**SET TASKS:**
[A] In the 1963 Connecticut Huskies football summary below, list every field label that appears in the short list at the top.
[B] Extract word for word the passage of the 1963 Connecticut Huskies football summary from "- Head coach: Bob" to "record of 2–6.".

**PAGE EXTRACT:**
- Conference: Yankee Conference
- Record: 2–6 (1–3 Yankee)
- Head coach: Bob Ingalls (12th season);
- Home stadium: Memorial Stadium

= 1963 Connecticut Huskies football team =

American college football season

The 1963 Connecticut Huskies football team represented the University of Connecticut in the 1963 NCAA College Division football season. The Huskies were led by 12th-year head coach Bob Ingalls, and completed the season with a record of 2–6.

**MATERIAL SUPPLIED:**
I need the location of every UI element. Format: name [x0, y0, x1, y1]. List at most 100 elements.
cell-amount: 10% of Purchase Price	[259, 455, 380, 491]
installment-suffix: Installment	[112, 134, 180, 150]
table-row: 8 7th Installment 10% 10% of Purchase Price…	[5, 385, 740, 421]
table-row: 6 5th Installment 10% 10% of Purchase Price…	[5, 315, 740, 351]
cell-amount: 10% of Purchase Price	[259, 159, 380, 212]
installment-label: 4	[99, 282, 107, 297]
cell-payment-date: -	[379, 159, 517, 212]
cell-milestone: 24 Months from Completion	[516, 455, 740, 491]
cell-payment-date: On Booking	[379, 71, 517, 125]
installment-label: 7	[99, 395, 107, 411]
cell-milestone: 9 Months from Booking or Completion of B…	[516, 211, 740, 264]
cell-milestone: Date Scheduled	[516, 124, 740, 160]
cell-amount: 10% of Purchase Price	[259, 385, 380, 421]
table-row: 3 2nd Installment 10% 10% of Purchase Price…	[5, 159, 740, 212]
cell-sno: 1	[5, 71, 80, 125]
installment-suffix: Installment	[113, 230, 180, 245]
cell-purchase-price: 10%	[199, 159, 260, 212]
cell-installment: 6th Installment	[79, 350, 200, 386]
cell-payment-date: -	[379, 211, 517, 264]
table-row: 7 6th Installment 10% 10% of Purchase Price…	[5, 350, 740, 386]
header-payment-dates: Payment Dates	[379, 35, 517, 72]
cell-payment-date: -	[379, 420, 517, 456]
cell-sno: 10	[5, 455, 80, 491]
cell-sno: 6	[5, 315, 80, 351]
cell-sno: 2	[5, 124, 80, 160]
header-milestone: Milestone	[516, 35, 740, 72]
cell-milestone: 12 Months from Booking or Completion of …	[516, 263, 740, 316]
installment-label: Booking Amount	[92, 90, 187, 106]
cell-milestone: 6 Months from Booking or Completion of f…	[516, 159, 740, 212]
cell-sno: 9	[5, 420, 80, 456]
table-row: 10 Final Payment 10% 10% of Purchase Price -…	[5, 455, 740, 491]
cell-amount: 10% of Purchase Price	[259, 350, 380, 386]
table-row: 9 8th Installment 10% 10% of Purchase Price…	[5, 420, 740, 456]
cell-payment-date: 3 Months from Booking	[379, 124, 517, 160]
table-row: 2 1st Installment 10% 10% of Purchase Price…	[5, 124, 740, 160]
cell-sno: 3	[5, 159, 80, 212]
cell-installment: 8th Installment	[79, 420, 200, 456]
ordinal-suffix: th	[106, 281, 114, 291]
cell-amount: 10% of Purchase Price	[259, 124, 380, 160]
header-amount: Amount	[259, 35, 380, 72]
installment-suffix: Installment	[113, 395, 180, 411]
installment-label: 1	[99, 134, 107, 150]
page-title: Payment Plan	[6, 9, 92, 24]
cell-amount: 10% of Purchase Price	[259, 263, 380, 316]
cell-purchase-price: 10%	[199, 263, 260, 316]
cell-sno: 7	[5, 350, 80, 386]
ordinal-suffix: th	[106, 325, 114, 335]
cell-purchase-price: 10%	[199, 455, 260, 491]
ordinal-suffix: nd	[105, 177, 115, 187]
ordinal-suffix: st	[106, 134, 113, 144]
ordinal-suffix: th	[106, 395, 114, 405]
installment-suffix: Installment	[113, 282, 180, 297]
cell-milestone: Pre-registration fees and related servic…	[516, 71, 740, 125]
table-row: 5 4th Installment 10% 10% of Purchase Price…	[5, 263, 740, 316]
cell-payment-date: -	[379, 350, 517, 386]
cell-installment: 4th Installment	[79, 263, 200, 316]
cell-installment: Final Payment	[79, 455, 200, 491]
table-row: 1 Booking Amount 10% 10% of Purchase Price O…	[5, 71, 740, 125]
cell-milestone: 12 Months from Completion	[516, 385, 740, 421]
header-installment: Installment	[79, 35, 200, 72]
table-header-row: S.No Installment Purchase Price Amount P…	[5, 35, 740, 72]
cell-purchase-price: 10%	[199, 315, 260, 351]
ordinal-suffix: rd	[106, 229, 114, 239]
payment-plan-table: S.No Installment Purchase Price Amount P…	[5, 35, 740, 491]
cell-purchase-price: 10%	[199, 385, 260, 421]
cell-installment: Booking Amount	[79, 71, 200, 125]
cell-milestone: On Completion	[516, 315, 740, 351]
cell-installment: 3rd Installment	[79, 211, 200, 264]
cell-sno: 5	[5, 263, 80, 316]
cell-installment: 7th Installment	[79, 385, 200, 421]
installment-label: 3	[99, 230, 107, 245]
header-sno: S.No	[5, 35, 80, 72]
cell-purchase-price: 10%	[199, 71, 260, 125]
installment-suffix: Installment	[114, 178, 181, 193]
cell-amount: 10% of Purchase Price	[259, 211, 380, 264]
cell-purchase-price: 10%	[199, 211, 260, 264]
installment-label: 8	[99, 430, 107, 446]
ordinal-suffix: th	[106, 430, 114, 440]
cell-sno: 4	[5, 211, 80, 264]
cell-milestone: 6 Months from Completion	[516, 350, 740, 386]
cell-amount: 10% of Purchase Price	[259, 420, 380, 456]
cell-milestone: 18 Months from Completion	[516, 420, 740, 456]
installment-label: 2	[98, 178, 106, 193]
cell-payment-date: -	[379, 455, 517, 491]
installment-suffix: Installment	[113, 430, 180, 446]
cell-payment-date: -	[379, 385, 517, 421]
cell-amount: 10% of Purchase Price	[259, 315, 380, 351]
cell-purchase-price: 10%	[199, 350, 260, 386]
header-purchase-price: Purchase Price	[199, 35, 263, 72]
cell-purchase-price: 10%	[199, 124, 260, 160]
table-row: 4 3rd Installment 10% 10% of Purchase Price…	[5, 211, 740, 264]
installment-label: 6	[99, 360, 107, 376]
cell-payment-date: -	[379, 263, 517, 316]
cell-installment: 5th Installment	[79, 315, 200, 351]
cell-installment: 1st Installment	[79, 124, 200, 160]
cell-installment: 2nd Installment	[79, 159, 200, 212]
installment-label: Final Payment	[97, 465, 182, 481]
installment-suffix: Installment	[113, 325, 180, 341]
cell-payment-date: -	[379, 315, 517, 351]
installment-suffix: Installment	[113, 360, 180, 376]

---

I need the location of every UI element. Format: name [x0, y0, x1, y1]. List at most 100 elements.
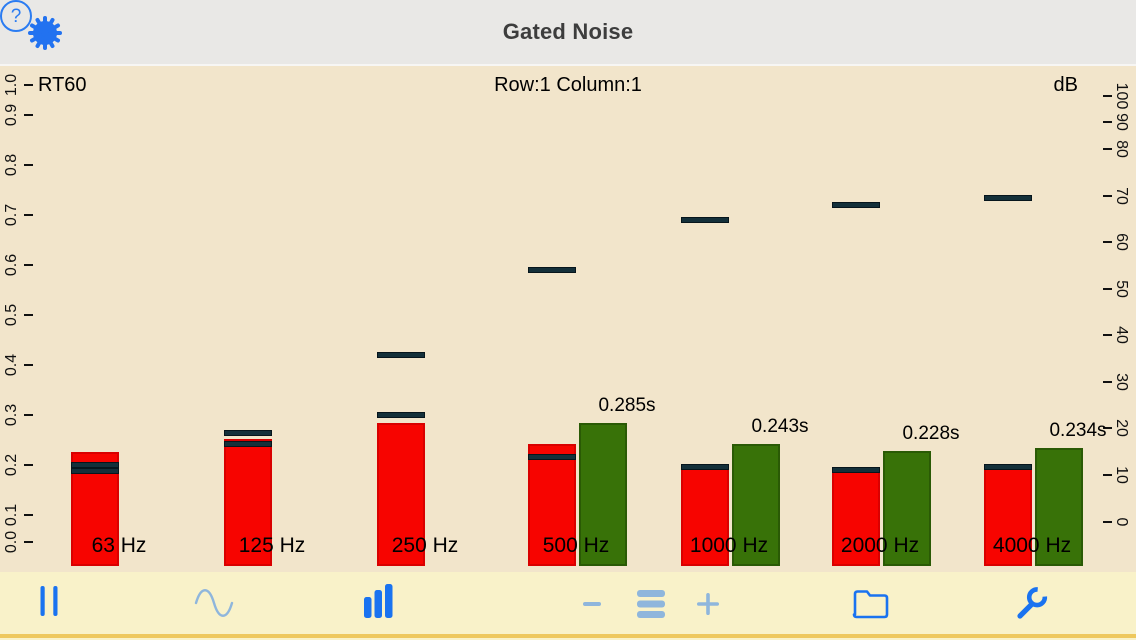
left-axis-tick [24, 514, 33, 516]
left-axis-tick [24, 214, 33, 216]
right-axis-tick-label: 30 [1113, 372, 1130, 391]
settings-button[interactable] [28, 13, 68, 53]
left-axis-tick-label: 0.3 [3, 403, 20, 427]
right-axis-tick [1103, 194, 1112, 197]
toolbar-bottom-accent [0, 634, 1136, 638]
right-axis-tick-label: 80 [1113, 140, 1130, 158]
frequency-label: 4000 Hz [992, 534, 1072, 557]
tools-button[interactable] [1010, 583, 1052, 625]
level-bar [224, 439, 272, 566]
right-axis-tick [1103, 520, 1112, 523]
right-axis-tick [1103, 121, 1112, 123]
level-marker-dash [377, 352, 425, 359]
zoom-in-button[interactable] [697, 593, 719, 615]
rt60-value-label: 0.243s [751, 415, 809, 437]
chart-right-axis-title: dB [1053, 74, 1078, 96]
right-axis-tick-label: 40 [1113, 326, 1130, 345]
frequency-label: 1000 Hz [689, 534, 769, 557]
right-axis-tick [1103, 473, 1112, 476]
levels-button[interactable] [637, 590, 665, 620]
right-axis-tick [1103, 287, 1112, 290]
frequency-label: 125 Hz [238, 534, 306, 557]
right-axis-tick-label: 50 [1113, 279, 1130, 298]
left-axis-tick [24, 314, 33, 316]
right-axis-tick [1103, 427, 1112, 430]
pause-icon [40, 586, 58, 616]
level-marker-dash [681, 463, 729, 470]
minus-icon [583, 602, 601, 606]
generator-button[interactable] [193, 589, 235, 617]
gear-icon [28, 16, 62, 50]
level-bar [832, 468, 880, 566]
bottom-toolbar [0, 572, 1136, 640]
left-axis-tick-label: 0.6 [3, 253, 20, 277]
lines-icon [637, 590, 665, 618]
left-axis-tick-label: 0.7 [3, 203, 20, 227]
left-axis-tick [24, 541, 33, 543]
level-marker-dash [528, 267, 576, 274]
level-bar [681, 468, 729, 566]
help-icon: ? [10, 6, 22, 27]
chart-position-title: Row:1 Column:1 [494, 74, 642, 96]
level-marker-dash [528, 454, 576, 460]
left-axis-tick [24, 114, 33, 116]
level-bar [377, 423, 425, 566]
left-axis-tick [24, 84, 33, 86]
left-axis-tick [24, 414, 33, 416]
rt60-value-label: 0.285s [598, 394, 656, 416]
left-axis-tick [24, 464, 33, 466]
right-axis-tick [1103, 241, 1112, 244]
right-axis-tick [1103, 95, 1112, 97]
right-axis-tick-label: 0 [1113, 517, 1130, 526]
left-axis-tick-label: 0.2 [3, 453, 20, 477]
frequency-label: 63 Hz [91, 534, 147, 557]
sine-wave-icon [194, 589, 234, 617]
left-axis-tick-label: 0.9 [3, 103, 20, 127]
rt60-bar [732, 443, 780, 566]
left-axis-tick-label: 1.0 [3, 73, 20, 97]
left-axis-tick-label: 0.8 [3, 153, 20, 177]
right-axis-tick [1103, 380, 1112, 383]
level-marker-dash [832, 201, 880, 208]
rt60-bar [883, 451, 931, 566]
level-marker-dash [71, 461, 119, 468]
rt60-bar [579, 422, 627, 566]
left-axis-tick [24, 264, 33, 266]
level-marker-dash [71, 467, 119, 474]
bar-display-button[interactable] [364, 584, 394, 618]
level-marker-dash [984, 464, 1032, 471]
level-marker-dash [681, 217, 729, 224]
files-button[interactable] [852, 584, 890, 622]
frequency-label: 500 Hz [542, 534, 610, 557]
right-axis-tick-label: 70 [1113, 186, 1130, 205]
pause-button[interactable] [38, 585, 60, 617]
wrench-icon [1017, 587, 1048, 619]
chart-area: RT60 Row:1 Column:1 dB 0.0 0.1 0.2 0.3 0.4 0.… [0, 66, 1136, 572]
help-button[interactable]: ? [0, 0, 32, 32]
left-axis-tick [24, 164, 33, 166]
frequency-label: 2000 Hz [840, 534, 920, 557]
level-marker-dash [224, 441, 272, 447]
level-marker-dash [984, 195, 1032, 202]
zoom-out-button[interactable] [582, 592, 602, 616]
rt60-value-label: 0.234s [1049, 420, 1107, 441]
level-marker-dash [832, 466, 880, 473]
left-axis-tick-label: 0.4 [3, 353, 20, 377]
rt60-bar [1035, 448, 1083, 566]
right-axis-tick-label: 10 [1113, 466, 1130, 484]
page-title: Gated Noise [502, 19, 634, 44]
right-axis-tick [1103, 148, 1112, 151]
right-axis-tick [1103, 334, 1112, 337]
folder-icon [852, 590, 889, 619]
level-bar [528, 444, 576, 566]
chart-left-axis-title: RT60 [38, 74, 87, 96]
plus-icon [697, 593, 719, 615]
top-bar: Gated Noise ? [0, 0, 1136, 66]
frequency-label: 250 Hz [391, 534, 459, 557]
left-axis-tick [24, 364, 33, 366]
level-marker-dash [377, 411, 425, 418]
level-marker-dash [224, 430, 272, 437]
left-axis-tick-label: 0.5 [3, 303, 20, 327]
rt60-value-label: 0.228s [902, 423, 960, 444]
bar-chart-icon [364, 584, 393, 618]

--

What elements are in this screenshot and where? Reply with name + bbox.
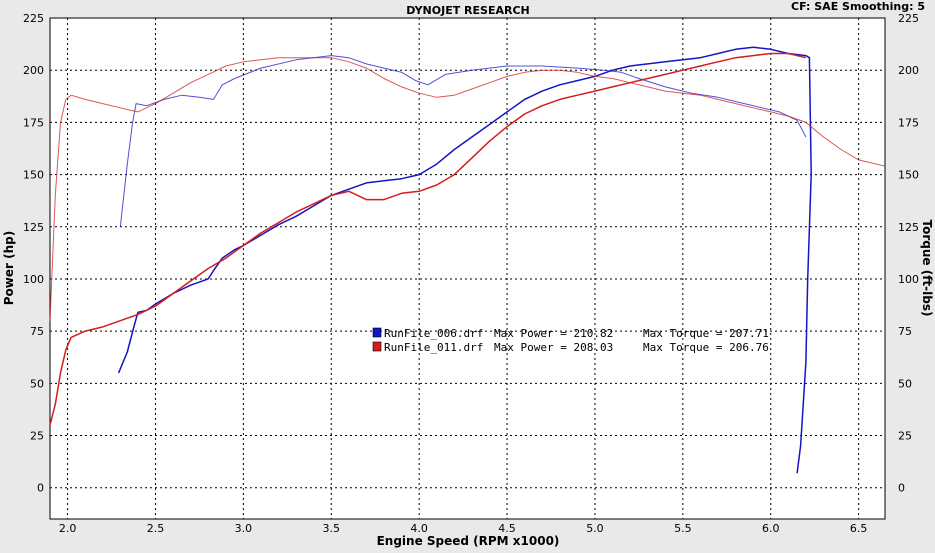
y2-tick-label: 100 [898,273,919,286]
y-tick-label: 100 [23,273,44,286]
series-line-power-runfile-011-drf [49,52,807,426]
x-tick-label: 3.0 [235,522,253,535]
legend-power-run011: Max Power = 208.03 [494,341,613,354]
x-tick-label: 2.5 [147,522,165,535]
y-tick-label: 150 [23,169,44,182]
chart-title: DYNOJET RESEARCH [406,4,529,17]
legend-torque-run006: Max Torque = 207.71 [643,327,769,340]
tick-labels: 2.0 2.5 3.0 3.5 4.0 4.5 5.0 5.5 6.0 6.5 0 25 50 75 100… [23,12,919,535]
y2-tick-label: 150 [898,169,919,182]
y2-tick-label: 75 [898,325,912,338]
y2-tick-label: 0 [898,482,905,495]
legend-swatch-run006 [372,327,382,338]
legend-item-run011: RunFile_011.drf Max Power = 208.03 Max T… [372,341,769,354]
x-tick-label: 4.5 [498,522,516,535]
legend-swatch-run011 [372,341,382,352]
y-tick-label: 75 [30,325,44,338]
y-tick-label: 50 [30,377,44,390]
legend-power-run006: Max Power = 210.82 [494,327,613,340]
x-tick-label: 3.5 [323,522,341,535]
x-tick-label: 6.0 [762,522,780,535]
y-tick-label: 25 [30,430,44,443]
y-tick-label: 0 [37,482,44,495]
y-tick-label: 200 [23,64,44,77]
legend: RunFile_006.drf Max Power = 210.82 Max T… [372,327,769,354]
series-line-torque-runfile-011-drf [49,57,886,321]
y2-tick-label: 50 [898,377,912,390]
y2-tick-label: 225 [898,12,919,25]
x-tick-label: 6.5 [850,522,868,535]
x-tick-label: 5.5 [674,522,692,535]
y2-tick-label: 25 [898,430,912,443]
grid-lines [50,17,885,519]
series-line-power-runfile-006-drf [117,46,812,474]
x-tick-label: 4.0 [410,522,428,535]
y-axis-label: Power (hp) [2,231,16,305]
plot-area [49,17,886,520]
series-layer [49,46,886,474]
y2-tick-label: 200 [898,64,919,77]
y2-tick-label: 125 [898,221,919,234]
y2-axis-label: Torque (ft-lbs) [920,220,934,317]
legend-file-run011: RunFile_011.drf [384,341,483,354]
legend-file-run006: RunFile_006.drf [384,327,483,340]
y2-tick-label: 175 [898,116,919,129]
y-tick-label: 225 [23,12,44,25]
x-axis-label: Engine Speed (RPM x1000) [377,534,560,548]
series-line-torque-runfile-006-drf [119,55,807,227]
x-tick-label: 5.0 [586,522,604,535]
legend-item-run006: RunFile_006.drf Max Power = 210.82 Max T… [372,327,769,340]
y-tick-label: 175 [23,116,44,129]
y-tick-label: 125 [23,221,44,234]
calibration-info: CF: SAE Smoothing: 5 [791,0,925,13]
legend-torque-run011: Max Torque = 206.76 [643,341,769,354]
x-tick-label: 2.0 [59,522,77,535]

**TASK-BY-TASK SOLUTIONS:**
[A]
- Conference
- Record
- Head coach
- Home stadium

[B]
- Head coach: Bob Ingalls (12th season);
- Home stadium: Memorial Stadium

= 1963 Connecticut Huskies football team =

American college football season

The 1963 Connecticut Huskies football team represented the University of Connecticut in the 1963 NCAA College Division football season. The Huskies were led by 12th-year head coach Bob Ingalls, and completed the season with a record of 2–6.